--- Begin Information provided ---

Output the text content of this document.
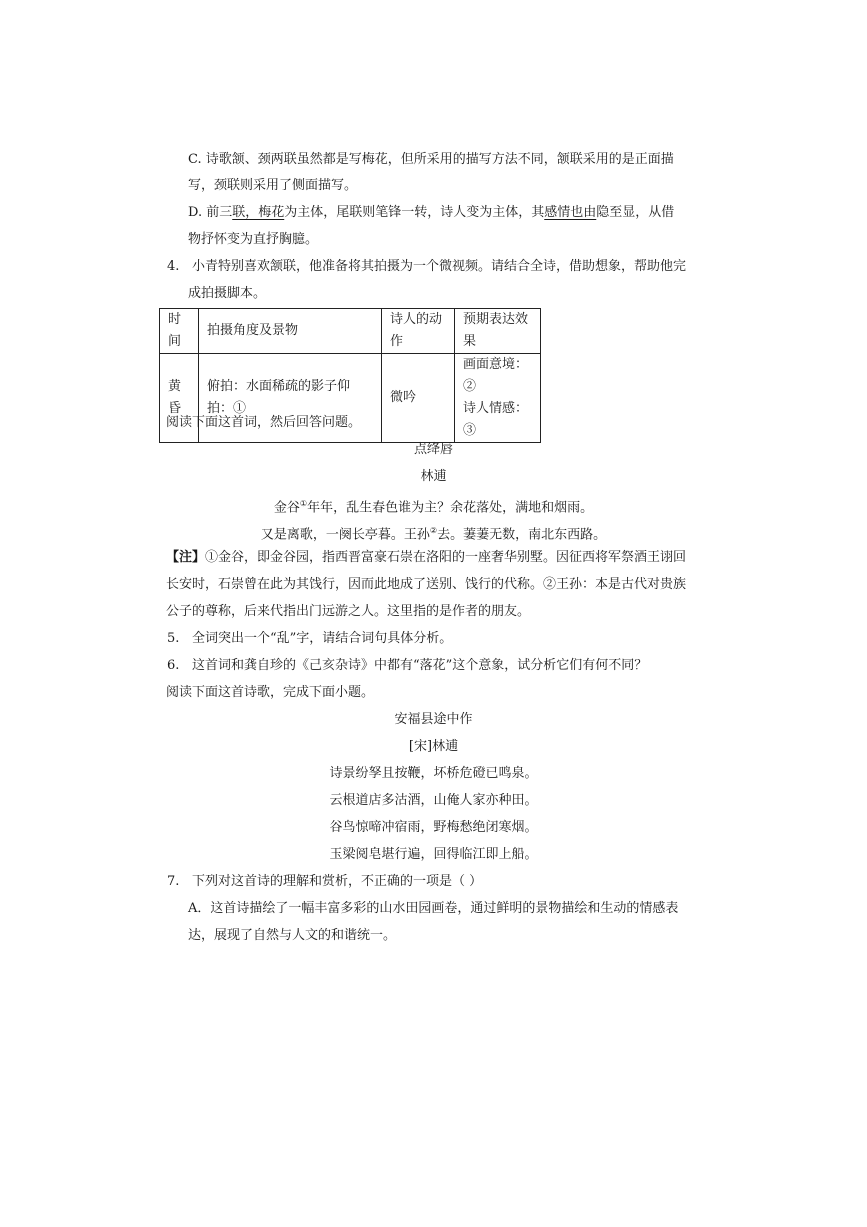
C. 诗歌颔、颈两联虽然都是写梅花，但所采用的描写方法不同，颔联采用的是正面描
写，颈联则采用了侧面描写。
D. 前三联，梅花为主体，尾联则笔锋一转，诗人变为主体，其感情也由隐至显，从借
物抒怀变为直抒胸臆。
4. 小青特别喜欢颔联，他准备将其拍摄为一个微视频。请结合全诗，借助想象，帮助他完
成拍摄脚本。
时间	拍摄角度及景物	诗人的动作	预期表达效果
黄昏	俯拍：水面稀疏的影子仰拍：①	微吟	画面意境：②
诗人情感：③
阅读下面这首词，然后回答问题。
点绛唇
林逋
金谷①年年，乱生春色谁为主？余花落处，满地和烟雨。
又是离歌，一阕长亭暮。王孙②去。萋萋无数，南北东西路。
【注】①金谷，即金谷园，指西晋富豪石崇在洛阳的一座奢华别墅。因征西将军祭酒王诩回
长安时，石崇曾在此为其饯行，因而此地成了送别、饯行的代称。②王孙：本是古代对贵族
公子的尊称，后来代指出门远游之人。这里指的是作者的朋友。
5. 全词突出一个“乱”字，请结合词句具体分析。
6. 这首词和龚自珍的《己亥杂诗》中都有“落花”这个意象，试分析它们有何不同？
阅读下面这首诗歌，完成下面小题。
安福县途中作
[宋]林逋
诗景纷孥且按鞭，坏桥危磴已鸣泉。
云根道店多沽酒，山俺人家亦种田。
谷鸟惊啼冲宿雨，野梅愁绝闭寒烟。
玉梁阅皂堪行遍，回得临江即上船。
7. 下列对这首诗的理解和赏析，不正确的一项是（ ）
A．这首诗描绘了一幅丰富多彩的山水田园画卷，通过鲜明的景物描绘和生动的情感表
达，展现了自然与人文的和谐统一。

--- End Information provided ---

→ Short exercise: Without including the pictures, reproduce all entries exactly.

→ Exercise output:
Output the text content of this document.
C. 诗歌颔、颈两联虽然都是写梅花，但所采用的描写方法不同，颔联采用的是正面描
写，颈联则采用了侧面描写。
D. 前三联，梅花为主体，尾联则笔锋一转，诗人变为主体，其感情也由隐至显，从借
物抒怀变为直抒胸臆。
4. 小青特别喜欢颔联，他准备将其拍摄为一个微视频。请结合全诗，借助想象，帮助他完
成拍摄脚本。
时间	拍摄角度及景物	诗人的动作	预期表达效果
黄昏	俯拍：水面稀疏的影子仰拍：①	微吟	画面意境：②
诗人情感：③
阅读下面这首词，然后回答问题。
点绛唇
林逋
金谷①年年，乱生春色谁为主？余花落处，满地和烟雨。
又是离歌，一阕长亭暮。王孙②去。萋萋无数，南北东西路。
【注】①金谷，即金谷园，指西晋富豪石崇在洛阳的一座奢华别墅。因征西将军祭酒王诩回
长安时，石崇曾在此为其饯行，因而此地成了送别、饯行的代称。②王孙：本是古代对贵族
公子的尊称，后来代指出门远游之人。这里指的是作者的朋友。
5. 全词突出一个“乱”字，请结合词句具体分析。
6. 这首词和龚自珍的《己亥杂诗》中都有“落花”这个意象，试分析它们有何不同？
阅读下面这首诗歌，完成下面小题。
安福县途中作
[宋]林逋
诗景纷孥且按鞭，坏桥危磴已鸣泉。
云根道店多沽酒，山俺人家亦种田。
谷鸟惊啼冲宿雨，野梅愁绝闭寒烟。
玉梁阅皂堪行遍，回得临江即上船。
7. 下列对这首诗的理解和赏析，不正确的一项是（ ）
A．这首诗描绘了一幅丰富多彩的山水田园画卷，通过鲜明的景物描绘和生动的情感表
达，展现了自然与人文的和谐统一。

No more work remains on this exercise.